◆ **REQUIRED TASK**
Tally the lines containing the word "this", and report the tally alone.

━━━ RECORD LIST ━━━

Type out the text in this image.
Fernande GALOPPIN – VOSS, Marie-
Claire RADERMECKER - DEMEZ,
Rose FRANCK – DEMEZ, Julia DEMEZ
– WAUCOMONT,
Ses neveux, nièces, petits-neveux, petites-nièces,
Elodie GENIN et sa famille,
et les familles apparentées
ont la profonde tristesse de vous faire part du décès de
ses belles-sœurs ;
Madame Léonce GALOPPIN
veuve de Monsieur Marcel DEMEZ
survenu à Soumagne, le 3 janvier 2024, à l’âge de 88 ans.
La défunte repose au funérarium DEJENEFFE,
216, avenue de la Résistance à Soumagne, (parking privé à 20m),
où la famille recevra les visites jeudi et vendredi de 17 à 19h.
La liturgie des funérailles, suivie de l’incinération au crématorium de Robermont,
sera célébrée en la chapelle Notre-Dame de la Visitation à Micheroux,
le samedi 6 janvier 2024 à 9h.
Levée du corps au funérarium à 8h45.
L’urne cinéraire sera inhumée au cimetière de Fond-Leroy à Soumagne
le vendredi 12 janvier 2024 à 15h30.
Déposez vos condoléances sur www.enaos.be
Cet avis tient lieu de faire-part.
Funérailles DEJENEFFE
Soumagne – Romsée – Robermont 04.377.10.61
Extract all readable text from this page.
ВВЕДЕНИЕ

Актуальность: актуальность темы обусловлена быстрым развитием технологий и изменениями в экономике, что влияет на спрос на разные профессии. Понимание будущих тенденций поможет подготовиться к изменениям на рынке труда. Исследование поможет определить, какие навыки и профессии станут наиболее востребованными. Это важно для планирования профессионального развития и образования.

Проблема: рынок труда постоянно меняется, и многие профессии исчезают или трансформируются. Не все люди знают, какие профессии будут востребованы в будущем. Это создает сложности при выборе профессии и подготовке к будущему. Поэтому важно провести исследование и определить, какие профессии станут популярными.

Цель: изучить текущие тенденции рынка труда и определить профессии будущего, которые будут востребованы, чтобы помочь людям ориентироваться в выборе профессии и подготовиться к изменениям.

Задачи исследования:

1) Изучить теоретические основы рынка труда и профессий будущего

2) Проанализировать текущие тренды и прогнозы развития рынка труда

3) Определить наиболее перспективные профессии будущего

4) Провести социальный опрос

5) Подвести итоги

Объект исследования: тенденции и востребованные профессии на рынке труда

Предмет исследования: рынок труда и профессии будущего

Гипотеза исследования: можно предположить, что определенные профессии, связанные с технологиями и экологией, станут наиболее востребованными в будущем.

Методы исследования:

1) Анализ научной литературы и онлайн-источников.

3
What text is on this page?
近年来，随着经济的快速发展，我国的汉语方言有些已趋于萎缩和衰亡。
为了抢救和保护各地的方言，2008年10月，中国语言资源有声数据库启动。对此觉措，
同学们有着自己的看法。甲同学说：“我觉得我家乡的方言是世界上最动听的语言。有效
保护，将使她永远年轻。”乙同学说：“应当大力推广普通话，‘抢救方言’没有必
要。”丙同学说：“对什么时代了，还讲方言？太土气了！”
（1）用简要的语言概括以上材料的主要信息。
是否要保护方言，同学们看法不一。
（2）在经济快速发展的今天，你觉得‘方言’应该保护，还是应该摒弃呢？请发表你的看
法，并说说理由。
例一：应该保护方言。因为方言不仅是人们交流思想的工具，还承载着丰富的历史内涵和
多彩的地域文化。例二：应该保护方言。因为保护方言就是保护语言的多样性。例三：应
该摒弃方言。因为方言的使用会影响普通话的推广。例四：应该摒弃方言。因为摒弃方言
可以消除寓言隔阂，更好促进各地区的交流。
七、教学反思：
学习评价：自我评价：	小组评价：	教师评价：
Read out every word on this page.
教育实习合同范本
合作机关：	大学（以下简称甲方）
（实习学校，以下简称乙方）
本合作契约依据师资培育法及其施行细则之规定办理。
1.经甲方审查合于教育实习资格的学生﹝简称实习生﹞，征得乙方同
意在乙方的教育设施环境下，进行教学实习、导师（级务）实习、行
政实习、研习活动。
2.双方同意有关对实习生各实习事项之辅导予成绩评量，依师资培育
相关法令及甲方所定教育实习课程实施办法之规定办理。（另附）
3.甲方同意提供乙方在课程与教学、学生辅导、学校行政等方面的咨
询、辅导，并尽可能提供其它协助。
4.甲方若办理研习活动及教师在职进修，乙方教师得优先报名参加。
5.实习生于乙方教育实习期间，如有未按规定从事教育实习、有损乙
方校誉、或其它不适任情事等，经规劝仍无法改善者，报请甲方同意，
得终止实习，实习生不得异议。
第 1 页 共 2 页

━━━

◆ **ANSWER FOR THE TASK**
4